• [The input]
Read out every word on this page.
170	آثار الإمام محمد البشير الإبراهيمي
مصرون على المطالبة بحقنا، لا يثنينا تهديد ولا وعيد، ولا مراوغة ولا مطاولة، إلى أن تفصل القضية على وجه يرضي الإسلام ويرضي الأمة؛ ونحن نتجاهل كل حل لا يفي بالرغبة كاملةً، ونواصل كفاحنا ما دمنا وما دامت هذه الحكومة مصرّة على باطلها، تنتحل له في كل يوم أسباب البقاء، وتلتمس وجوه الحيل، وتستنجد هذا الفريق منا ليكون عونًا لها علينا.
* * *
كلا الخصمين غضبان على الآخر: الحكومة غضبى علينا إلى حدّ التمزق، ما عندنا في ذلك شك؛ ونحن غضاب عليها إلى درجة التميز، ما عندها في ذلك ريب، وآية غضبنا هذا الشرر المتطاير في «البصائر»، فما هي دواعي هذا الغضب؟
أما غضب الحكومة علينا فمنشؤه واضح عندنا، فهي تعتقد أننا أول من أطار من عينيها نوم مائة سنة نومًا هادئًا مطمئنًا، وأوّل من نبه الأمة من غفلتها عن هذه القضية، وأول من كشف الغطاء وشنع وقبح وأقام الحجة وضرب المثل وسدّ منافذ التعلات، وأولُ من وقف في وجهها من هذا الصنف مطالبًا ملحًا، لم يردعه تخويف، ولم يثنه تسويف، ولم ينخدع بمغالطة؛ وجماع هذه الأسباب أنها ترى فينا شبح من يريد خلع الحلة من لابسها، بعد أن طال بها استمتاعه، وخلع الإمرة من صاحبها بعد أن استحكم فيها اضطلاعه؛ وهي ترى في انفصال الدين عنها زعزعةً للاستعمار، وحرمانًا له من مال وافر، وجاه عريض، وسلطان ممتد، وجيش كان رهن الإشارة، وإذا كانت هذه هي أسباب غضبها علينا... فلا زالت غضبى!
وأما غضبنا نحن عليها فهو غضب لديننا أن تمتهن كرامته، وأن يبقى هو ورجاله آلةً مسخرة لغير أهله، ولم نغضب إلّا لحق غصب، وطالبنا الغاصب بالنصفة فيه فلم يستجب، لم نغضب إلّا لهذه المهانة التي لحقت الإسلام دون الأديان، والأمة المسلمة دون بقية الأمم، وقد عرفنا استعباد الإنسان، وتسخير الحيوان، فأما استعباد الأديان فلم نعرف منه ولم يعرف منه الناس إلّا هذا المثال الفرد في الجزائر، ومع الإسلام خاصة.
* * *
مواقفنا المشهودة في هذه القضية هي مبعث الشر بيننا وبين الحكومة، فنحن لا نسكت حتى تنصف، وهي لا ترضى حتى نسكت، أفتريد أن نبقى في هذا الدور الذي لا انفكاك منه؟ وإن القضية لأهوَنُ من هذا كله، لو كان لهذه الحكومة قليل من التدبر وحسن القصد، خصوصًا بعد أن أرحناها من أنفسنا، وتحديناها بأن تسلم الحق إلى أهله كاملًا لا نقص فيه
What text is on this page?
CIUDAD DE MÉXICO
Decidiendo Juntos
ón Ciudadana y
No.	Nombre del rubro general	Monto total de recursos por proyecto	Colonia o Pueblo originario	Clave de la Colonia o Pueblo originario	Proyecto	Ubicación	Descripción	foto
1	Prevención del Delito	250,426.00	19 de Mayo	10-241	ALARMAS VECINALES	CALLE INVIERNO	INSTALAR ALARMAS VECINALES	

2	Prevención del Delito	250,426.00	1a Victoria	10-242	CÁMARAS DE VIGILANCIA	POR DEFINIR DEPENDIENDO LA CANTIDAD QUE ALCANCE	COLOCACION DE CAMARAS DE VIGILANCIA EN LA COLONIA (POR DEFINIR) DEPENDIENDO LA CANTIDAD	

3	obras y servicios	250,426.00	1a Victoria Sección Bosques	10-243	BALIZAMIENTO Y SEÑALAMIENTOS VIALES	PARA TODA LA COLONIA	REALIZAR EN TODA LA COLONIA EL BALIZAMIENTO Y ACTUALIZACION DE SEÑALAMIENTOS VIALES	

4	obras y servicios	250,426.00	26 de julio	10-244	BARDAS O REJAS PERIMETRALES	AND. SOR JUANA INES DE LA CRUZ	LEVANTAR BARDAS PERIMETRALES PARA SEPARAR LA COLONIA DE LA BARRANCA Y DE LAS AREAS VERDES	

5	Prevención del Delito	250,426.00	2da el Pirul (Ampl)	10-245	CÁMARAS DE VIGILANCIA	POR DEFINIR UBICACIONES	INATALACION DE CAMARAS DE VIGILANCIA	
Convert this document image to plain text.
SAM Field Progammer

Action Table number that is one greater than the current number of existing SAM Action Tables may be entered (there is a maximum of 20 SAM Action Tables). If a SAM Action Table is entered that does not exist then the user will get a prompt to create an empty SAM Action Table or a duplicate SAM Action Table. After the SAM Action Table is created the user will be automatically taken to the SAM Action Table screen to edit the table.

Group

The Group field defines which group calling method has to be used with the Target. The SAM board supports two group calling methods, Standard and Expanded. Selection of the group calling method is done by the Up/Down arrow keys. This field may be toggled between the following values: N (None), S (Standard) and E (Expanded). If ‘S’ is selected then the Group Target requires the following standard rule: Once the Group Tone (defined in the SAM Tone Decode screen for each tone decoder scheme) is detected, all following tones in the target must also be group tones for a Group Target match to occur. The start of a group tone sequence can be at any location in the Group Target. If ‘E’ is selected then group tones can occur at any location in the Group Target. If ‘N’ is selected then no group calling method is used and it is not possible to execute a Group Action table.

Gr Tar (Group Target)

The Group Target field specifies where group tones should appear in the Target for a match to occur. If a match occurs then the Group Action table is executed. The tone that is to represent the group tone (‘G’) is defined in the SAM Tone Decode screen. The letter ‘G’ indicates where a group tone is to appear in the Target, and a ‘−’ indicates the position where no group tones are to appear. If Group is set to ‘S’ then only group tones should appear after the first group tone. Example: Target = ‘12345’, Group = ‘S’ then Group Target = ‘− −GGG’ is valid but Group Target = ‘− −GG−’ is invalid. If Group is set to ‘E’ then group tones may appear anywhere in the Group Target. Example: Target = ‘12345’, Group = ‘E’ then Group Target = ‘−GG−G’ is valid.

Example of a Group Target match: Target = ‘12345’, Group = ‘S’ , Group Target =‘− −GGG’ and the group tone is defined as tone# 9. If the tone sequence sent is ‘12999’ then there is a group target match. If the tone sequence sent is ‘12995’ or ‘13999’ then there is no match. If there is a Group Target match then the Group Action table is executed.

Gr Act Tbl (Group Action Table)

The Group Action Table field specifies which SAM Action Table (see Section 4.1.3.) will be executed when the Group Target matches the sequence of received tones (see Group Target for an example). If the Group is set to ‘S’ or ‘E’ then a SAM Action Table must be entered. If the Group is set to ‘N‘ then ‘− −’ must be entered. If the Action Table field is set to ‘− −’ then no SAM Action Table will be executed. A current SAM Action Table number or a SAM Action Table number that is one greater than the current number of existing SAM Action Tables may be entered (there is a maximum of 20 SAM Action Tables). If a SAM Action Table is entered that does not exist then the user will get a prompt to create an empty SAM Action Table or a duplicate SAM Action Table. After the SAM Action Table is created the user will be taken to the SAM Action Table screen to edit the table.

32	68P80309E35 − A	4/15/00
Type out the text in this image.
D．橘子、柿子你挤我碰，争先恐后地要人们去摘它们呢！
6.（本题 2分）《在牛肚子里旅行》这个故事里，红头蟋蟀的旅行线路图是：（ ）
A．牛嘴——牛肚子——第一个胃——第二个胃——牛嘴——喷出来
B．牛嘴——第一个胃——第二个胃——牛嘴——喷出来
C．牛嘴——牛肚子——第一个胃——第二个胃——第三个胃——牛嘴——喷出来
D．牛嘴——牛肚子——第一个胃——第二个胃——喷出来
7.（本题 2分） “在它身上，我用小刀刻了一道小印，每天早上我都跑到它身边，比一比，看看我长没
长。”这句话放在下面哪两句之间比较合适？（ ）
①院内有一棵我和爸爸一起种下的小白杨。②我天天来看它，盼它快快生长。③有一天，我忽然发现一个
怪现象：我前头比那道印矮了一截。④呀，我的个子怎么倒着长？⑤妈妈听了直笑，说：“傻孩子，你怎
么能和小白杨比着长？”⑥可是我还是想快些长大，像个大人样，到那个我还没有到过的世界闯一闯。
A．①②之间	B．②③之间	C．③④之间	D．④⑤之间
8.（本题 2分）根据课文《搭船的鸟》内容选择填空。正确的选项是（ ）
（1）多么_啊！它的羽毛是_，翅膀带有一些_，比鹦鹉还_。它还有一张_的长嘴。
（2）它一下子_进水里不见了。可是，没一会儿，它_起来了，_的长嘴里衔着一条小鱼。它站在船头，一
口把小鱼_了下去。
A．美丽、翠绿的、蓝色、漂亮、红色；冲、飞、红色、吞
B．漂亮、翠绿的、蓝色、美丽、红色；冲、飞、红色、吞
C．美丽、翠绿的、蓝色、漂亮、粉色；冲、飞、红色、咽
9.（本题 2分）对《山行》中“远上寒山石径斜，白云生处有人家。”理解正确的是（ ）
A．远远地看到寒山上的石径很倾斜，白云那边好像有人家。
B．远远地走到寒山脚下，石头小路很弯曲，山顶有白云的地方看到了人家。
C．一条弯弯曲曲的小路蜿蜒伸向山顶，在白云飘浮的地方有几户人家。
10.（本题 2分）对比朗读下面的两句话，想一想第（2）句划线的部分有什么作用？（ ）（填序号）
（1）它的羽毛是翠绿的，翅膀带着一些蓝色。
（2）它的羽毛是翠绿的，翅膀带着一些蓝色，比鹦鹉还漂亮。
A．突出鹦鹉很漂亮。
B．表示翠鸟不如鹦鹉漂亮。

• [Task description]
Take the line with "Type out the text in this image." and all lines after it through the end of the records, and write them out exactly; include nothing else.

• [Result]
Type out the text in this image.
D．橘子、柿子你挤我碰，争先恐后地要人们去摘它们呢！
6.（本题 2分）《在牛肚子里旅行》这个故事里，红头蟋蟀的旅行线路图是：（ ）
A．牛嘴——牛肚子——第一个胃——第二个胃——牛嘴——喷出来
B．牛嘴——第一个胃——第二个胃——牛嘴——喷出来
C．牛嘴——牛肚子——第一个胃——第二个胃——第三个胃——牛嘴——喷出来
D．牛嘴——牛肚子——第一个胃——第二个胃——喷出来
7.（本题 2分） “在它身上，我用小刀刻了一道小印，每天早上我都跑到它身边，比一比，看看我长没
长。”这句话放在下面哪两句之间比较合适？（ ）
①院内有一棵我和爸爸一起种下的小白杨。②我天天来看它，盼它快快生长。③有一天，我忽然发现一个
怪现象：我前头比那道印矮了一截。④呀，我的个子怎么倒着长？⑤妈妈听了直笑，说：“傻孩子，你怎
么能和小白杨比着长？”⑥可是我还是想快些长大，像个大人样，到那个我还没有到过的世界闯一闯。
A．①②之间	B．②③之间	C．③④之间	D．④⑤之间
8.（本题 2分）根据课文《搭船的鸟》内容选择填空。正确的选项是（ ）
（1）多么_啊！它的羽毛是_，翅膀带有一些_，比鹦鹉还_。它还有一张_的长嘴。
（2）它一下子_进水里不见了。可是，没一会儿，它_起来了，_的长嘴里衔着一条小鱼。它站在船头，一
口把小鱼_了下去。
A．美丽、翠绿的、蓝色、漂亮、红色；冲、飞、红色、吞
B．漂亮、翠绿的、蓝色、美丽、红色；冲、飞、红色、吞
C．美丽、翠绿的、蓝色、漂亮、粉色；冲、飞、红色、咽
9.（本题 2分）对《山行》中“远上寒山石径斜，白云生处有人家。”理解正确的是（ ）
A．远远地看到寒山上的石径很倾斜，白云那边好像有人家。
B．远远地走到寒山脚下，石头小路很弯曲，山顶有白云的地方看到了人家。
C．一条弯弯曲曲的小路蜿蜒伸向山顶，在白云飘浮的地方有几户人家。
10.（本题 2分）对比朗读下面的两句话，想一想第（2）句划线的部分有什么作用？（ ）（填序号）
（1）它的羽毛是翠绿的，翅膀带着一些蓝色。
（2）它的羽毛是翠绿的，翅膀带着一些蓝色，比鹦鹉还漂亮。
A．突出鹦鹉很漂亮。
B．表示翠鸟不如鹦鹉漂亮。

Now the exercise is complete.